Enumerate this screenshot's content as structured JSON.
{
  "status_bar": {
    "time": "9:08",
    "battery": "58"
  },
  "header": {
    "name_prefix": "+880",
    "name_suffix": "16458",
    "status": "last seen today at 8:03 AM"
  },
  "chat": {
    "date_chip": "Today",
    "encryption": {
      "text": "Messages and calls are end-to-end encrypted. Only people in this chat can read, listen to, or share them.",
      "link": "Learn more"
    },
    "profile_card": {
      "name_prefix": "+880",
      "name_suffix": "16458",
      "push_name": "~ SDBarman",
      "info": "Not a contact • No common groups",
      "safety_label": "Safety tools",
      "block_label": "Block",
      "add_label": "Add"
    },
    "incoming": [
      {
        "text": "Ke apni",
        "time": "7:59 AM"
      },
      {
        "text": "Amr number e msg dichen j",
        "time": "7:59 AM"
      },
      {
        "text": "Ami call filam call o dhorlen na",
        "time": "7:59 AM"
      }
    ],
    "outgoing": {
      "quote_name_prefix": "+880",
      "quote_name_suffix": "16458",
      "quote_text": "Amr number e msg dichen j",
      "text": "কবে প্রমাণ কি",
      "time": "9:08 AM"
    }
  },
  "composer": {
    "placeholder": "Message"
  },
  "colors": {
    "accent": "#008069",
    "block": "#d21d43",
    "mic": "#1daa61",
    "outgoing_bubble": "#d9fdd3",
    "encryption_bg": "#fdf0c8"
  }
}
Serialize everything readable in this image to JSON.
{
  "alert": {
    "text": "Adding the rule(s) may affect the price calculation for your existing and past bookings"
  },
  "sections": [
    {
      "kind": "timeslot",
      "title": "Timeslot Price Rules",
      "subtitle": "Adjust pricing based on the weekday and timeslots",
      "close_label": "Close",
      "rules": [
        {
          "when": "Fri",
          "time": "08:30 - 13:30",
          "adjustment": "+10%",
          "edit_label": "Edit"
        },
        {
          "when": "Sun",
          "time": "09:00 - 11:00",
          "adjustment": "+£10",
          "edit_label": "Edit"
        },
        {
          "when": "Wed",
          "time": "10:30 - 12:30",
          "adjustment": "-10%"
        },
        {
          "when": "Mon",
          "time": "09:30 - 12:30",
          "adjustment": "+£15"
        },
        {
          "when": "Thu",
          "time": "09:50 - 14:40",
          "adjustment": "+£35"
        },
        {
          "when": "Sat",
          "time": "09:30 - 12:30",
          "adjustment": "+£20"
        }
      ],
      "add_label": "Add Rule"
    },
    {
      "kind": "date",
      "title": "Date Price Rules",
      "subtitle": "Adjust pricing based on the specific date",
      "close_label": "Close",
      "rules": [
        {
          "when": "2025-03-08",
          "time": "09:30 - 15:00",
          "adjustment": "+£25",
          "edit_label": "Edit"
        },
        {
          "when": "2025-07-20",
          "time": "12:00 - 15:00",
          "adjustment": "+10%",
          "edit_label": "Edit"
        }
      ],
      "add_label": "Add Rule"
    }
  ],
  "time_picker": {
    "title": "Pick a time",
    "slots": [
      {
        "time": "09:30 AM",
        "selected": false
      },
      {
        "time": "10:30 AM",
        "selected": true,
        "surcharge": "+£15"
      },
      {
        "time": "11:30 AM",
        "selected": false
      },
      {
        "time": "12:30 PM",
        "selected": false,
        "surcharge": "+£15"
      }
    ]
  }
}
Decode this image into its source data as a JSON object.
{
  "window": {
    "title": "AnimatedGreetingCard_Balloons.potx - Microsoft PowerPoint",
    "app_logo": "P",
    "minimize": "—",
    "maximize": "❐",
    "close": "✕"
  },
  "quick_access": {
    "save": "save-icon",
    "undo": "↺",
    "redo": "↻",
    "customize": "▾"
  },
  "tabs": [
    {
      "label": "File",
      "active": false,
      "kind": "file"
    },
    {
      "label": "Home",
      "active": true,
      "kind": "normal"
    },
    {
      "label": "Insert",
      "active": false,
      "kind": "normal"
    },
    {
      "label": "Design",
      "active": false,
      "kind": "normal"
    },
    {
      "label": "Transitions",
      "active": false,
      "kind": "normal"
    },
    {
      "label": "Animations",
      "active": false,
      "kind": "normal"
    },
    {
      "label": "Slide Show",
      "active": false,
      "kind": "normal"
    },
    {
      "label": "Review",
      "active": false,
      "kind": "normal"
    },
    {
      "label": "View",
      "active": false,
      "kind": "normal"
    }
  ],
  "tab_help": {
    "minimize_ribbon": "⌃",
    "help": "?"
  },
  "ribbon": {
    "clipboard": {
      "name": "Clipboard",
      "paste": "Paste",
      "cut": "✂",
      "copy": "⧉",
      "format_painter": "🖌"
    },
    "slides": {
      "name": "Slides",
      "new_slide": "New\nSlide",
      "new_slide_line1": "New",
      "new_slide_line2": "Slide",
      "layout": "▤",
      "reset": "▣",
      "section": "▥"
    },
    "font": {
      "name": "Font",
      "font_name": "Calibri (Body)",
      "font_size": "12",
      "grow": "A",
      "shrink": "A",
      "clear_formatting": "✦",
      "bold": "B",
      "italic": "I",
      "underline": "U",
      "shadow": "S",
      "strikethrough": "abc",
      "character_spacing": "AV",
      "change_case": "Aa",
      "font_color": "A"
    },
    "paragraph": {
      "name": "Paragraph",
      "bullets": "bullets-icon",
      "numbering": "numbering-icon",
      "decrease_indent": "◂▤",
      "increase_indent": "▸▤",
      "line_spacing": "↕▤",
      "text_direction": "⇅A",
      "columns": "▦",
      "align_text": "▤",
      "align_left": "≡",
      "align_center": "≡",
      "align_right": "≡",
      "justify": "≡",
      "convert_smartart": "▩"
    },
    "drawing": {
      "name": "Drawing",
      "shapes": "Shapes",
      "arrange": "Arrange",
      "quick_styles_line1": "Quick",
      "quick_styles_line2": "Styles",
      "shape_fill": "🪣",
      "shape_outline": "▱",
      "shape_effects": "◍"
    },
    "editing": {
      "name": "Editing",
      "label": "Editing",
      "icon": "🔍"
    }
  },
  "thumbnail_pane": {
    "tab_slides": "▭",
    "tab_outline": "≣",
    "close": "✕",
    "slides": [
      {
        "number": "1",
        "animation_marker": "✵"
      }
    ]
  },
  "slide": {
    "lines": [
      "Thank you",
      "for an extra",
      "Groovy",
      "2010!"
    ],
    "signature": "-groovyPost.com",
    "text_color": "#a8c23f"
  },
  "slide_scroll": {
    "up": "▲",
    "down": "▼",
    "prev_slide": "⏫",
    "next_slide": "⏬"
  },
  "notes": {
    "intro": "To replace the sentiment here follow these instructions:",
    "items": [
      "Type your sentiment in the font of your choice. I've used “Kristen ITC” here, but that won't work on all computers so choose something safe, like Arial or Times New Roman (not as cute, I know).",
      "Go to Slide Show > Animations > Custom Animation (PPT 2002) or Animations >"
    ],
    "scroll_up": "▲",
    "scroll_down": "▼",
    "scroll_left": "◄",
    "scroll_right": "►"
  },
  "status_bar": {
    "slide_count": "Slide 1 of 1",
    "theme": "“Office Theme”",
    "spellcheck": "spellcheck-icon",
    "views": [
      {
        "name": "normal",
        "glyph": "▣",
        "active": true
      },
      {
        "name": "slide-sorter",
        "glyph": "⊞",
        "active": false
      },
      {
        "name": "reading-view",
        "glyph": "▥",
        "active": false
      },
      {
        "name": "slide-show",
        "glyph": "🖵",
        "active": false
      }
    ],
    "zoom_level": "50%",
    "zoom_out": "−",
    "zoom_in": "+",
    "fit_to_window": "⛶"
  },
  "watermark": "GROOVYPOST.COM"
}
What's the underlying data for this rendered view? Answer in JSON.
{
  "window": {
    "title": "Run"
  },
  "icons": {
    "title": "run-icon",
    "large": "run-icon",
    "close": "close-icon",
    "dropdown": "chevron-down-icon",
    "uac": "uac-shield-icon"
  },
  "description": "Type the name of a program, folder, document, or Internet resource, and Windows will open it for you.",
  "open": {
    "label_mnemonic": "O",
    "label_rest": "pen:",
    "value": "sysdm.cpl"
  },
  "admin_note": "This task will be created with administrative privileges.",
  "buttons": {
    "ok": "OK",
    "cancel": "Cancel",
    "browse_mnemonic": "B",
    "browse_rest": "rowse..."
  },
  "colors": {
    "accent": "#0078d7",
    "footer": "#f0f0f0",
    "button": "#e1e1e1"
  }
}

▬▬▬▬▬▬▬▬▬▬

- _Task goal_: Only a number is wanted here: how many lines in the data above include the string "JSON"?

- _Task result_: 4